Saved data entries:
++++++++++
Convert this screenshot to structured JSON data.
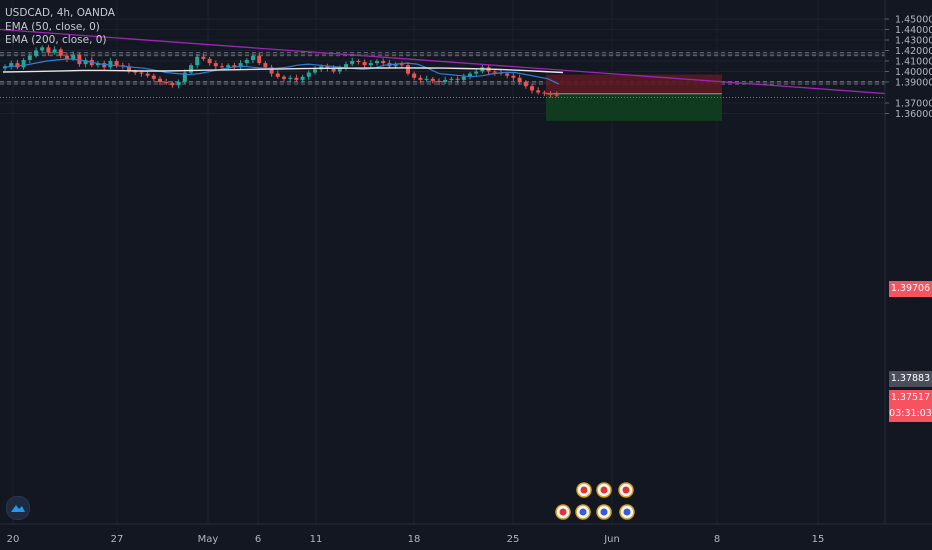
{
  "legend": {
    "symbol": "USDCAD, 4h, OANDA",
    "ema50": "EMA (50, close, 0)",
    "ema200": "EMA (200, close, 0)"
  },
  "colors": {
    "background": "#131722",
    "up": "#26a69a",
    "down": "#ef5350",
    "ema50": "#2f7fd6",
    "ema200": "#e6e6e6",
    "trendline": "#9c27b0",
    "stop_zone": "#5b1a22",
    "target_zone": "#113d1f",
    "current_price": "#ef5350"
  },
  "price_tags": {
    "stop": "1.39706",
    "entry": "1.37883",
    "current": "1.37517",
    "countdown": "03:31:03"
  },
  "chart_data": {
    "type": "candlestick",
    "symbol": "USDCAD",
    "timeframe": "4h",
    "broker": "OANDA",
    "ylim": [
      1.352,
      1.456
    ],
    "y_ticks": [
      "1.45000",
      "1.44000",
      "1.43000",
      "1.42000",
      "1.41000",
      "1.40000",
      "1.39000",
      "1.37000",
      "1.36000"
    ],
    "x_ticks": [
      "20",
      "27",
      "May",
      "6",
      "11",
      "18",
      "25",
      "Jun",
      "8",
      "15"
    ],
    "closes": [
      1.405,
      1.408,
      1.404,
      1.411,
      1.415,
      1.42,
      1.423,
      1.418,
      1.421,
      1.415,
      1.412,
      1.416,
      1.407,
      1.411,
      1.406,
      1.408,
      1.404,
      1.41,
      1.406,
      1.405,
      1.4,
      1.399,
      1.398,
      1.396,
      1.393,
      1.39,
      1.389,
      1.387,
      1.39,
      1.399,
      1.406,
      1.414,
      1.412,
      1.408,
      1.405,
      1.404,
      1.406,
      1.404,
      1.408,
      1.411,
      1.415,
      1.408,
      1.404,
      1.398,
      1.395,
      1.393,
      1.394,
      1.392,
      1.395,
      1.399,
      1.402,
      1.405,
      1.403,
      1.4,
      1.404,
      1.407,
      1.41,
      1.409,
      1.406,
      1.408,
      1.41,
      1.408,
      1.405,
      1.407,
      1.406,
      1.398,
      1.394,
      1.392,
      1.393,
      1.391,
      1.39,
      1.392,
      1.393,
      1.392,
      1.395,
      1.398,
      1.4,
      1.404,
      1.4,
      1.399,
      1.398,
      1.396,
      1.394,
      1.39,
      1.386,
      1.382,
      1.38,
      1.379,
      1.378,
      1.3776
    ],
    "ema50": [
      1.404,
      1.405,
      1.406,
      1.408,
      1.41,
      1.411,
      1.412,
      1.411,
      1.409,
      1.407,
      1.406,
      1.405,
      1.404,
      1.403,
      1.401,
      1.399,
      1.398,
      1.397,
      1.398,
      1.4,
      1.402,
      1.404,
      1.405,
      1.404,
      1.403,
      1.403,
      1.404,
      1.406,
      1.407,
      1.406,
      1.405,
      1.404,
      1.403,
      1.402,
      1.403,
      1.406,
      1.407,
      1.408,
      1.407,
      1.403,
      1.398,
      1.397,
      1.396,
      1.395,
      1.396,
      1.398,
      1.399,
      1.399,
      1.397,
      1.395,
      1.393,
      1.388
    ],
    "ema200": [
      1.3995,
      1.3998,
      1.4002,
      1.4006,
      1.401,
      1.401,
      1.4008,
      1.4005,
      1.4005,
      1.4008,
      1.4012,
      1.4015,
      1.4018,
      1.4022,
      1.4025,
      1.4028,
      1.403,
      1.4031,
      1.4032,
      1.4033,
      1.4034,
      1.4033,
      1.4032,
      1.4029,
      1.4025,
      1.4018,
      1.401,
      1.4,
      1.399
    ],
    "support_zones": [
      [
        1.415,
        1.418
      ],
      [
        1.388,
        1.3905
      ]
    ],
    "trendline": [
      [
        1.44,
        1.379
      ]
    ],
    "position": {
      "side": "short",
      "stop": 1.39706,
      "entry": 1.37883,
      "target": 1.353,
      "current": 1.37517
    }
  }
}
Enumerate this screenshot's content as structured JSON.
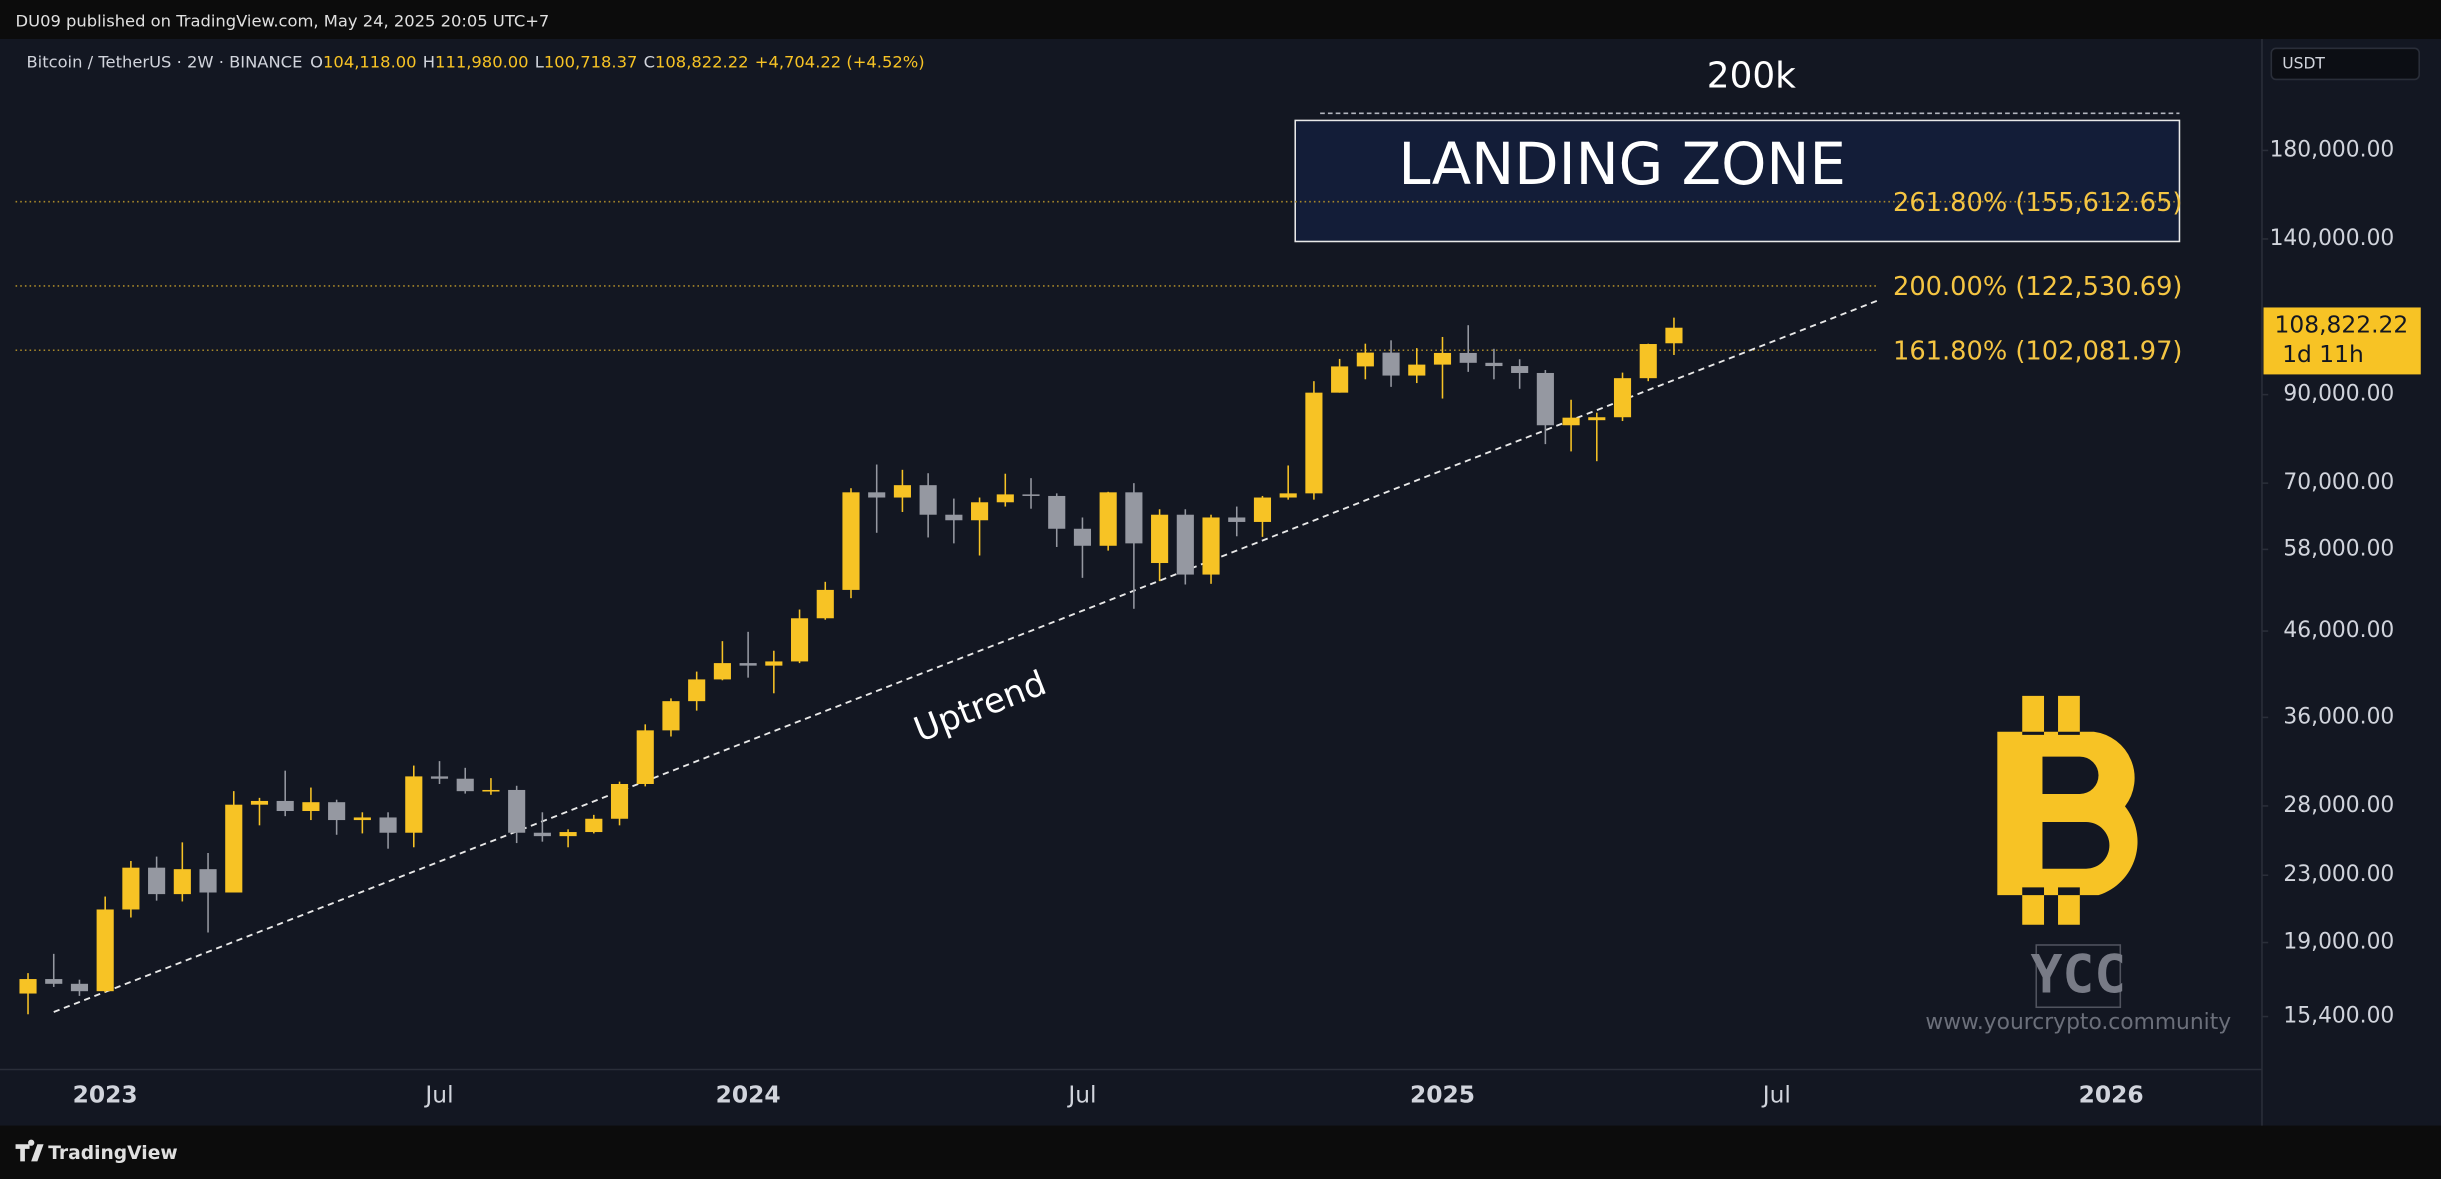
{
  "header": {
    "publisher": "DU09 published on TradingView.com, May 24, 2025 20:05 UTC+7",
    "brand": "TradingView"
  },
  "chart_data": {
    "type": "candlestick",
    "symbol": "Bitcoin / TetherUS · 2W · BINANCE",
    "ohlc_header": [
      [
        "O",
        "104,118.00"
      ],
      [
        "H",
        "111,980.00"
      ],
      [
        "L",
        "100,718.37"
      ],
      [
        "C",
        "108,822.22"
      ]
    ],
    "change": "+4,704.22 (+4.52%)",
    "currency": "USDT",
    "categories": [
      null,
      null,
      null,
      "2023",
      null,
      null,
      null,
      null,
      null,
      null,
      null,
      null,
      null,
      null,
      null,
      null,
      "Jul",
      null,
      null,
      null,
      null,
      null,
      null,
      null,
      null,
      null,
      null,
      null,
      "2024",
      null,
      null,
      null,
      null,
      null,
      null,
      null,
      null,
      null,
      null,
      null,
      null,
      "Jul",
      null,
      null,
      null,
      null,
      null,
      null,
      null,
      null,
      null,
      null,
      null,
      null,
      null,
      "2025",
      null,
      null,
      null,
      null,
      null,
      null,
      null,
      null,
      null,
      null,
      null,
      null,
      "Jul",
      null,
      null,
      null,
      null,
      null,
      null,
      null,
      null,
      null,
      null,
      null,
      null,
      "2026",
      null,
      null,
      null
    ],
    "open": [
      16440,
      17130,
      16900,
      16550,
      20870,
      23500,
      21800,
      23400,
      21900,
      28100,
      28400,
      27600,
      28300,
      26900,
      27100,
      25950,
      30450,
      30250,
      29200,
      29300,
      25950,
      25700,
      26000,
      27000,
      29800,
      34700,
      37700,
      40100,
      42000,
      41700,
      42200,
      47700,
      51700,
      68200,
      67200,
      69600,
      64000,
      63000,
      66300,
      67800,
      67500,
      61500,
      58600,
      68200,
      55800,
      64000,
      54000,
      63500,
      62700,
      67200,
      68000,
      90500,
      97500,
      101400,
      95000,
      98000,
      101300,
      98500,
      97600,
      95700,
      82500,
      83700,
      84400,
      94300,
      104118,
      null,
      null,
      null,
      null,
      null,
      null,
      null,
      null,
      null,
      null,
      null,
      null,
      null,
      null,
      null,
      null,
      null,
      null,
      null,
      null
    ],
    "high": [
      17420,
      18400,
      17100,
      21650,
      23950,
      24250,
      25250,
      24500,
      29200,
      28650,
      30950,
      29500,
      28500,
      27500,
      27500,
      31400,
      31800,
      31200,
      30300,
      29650,
      27500,
      26200,
      27300,
      30000,
      35300,
      38000,
      41000,
      44700,
      45900,
      43500,
      48900,
      52900,
      69000,
      73800,
      72700,
      72000,
      67000,
      67200,
      71900,
      71000,
      68000,
      63500,
      68300,
      70000,
      65000,
      65000,
      64000,
      65500,
      67500,
      73600,
      93500,
      99600,
      104000,
      105000,
      102700,
      106000,
      109600,
      102500,
      99500,
      96500,
      88700,
      85500,
      95800,
      104000,
      111980,
      null,
      null,
      null,
      null,
      null,
      null,
      null,
      null,
      null,
      null,
      null,
      null,
      null,
      null,
      null,
      null,
      null,
      null,
      null,
      null
    ],
    "low": [
      15500,
      16750,
      16330,
      16500,
      20400,
      21400,
      21350,
      19550,
      21900,
      26500,
      27200,
      26900,
      25800,
      25900,
      24800,
      24900,
      29800,
      29000,
      28900,
      25200,
      25300,
      24900,
      25900,
      26500,
      29600,
      34100,
      36700,
      40000,
      40300,
      38550,
      42000,
      47500,
      50500,
      60800,
      64500,
      60000,
      59000,
      57000,
      65500,
      65100,
      58400,
      53500,
      57800,
      49000,
      53000,
      52500,
      52600,
      60200,
      60100,
      66800,
      66800,
      90500,
      94000,
      92000,
      93000,
      89000,
      96000,
      94000,
      91500,
      78200,
      76600,
      74500,
      83500,
      93500,
      100718.37,
      null,
      null,
      null,
      null,
      null,
      null,
      null,
      null,
      null,
      null,
      null,
      null,
      null,
      null,
      null,
      null,
      null,
      null,
      null,
      null
    ],
    "close": [
      17130,
      16900,
      16550,
      20870,
      23500,
      21800,
      23400,
      21900,
      28100,
      28400,
      27600,
      28300,
      26900,
      27100,
      25950,
      30450,
      30250,
      29200,
      29300,
      25950,
      25700,
      26000,
      27000,
      29800,
      34700,
      37700,
      40100,
      42000,
      41700,
      42200,
      47700,
      51700,
      68200,
      67200,
      69600,
      64000,
      63000,
      66300,
      67800,
      67500,
      61500,
      58600,
      68200,
      59000,
      64000,
      54000,
      63500,
      62700,
      67200,
      68000,
      90500,
      97500,
      101400,
      95000,
      98000,
      101300,
      98500,
      97600,
      95700,
      82500,
      84300,
      84400,
      94300,
      103900,
      108822.22,
      null,
      null,
      null,
      null,
      null,
      null,
      null,
      null,
      null,
      null,
      null,
      null,
      null,
      null,
      null,
      null,
      null,
      null,
      null,
      null
    ],
    "up_color": "#f7c325",
    "down_color": "#9598a1",
    "log_scale": true,
    "grid": false,
    "ylim": [
      13250,
      247000
    ],
    "yticks": [
      {
        "value": 15400,
        "label": "15,400.00"
      },
      {
        "value": 19000,
        "label": "19,000.00"
      },
      {
        "value": 23000,
        "label": "23,000.00"
      },
      {
        "value": 28000,
        "label": "28,000.00"
      },
      {
        "value": 36000,
        "label": "36,000.00"
      },
      {
        "value": 46000,
        "label": "46,000.00"
      },
      {
        "value": 58000,
        "label": "58,000.00"
      },
      {
        "value": 70000,
        "label": "70,000.00"
      },
      {
        "value": 90000,
        "label": "90,000.00"
      },
      {
        "value": 140000,
        "label": "140,000.00"
      },
      {
        "value": 180000,
        "label": "180,000.00"
      }
    ],
    "last_price": {
      "value": 108822.22,
      "label": "108,822.22",
      "countdown": "1d 11h"
    },
    "levels": [
      {
        "value": 155612.65,
        "label": "261.80% (155,612.65)"
      },
      {
        "value": 122530.69,
        "label": "200.00% (122,530.69)"
      },
      {
        "value": 102081.97,
        "label": "161.80% (102,081.97)"
      }
    ],
    "zone": {
      "label": "LANDING ZONE",
      "low": 139000,
      "high": 196000
    },
    "target": {
      "value": 200000,
      "label": "200k"
    },
    "trendline": {
      "label": "Uptrend",
      "x": [
        1,
        72
      ],
      "y": [
        15600,
        117800
      ]
    },
    "watermark": {
      "logo": "YCC",
      "url": "www.yourcrypto.community"
    }
  }
}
++++++++++
### Goal
Copy out each line of the listing that holds "screenshot".

### Response below
Convert this screenshot to structured JSON data.
Enumerate this screenshot's content as structured JSON.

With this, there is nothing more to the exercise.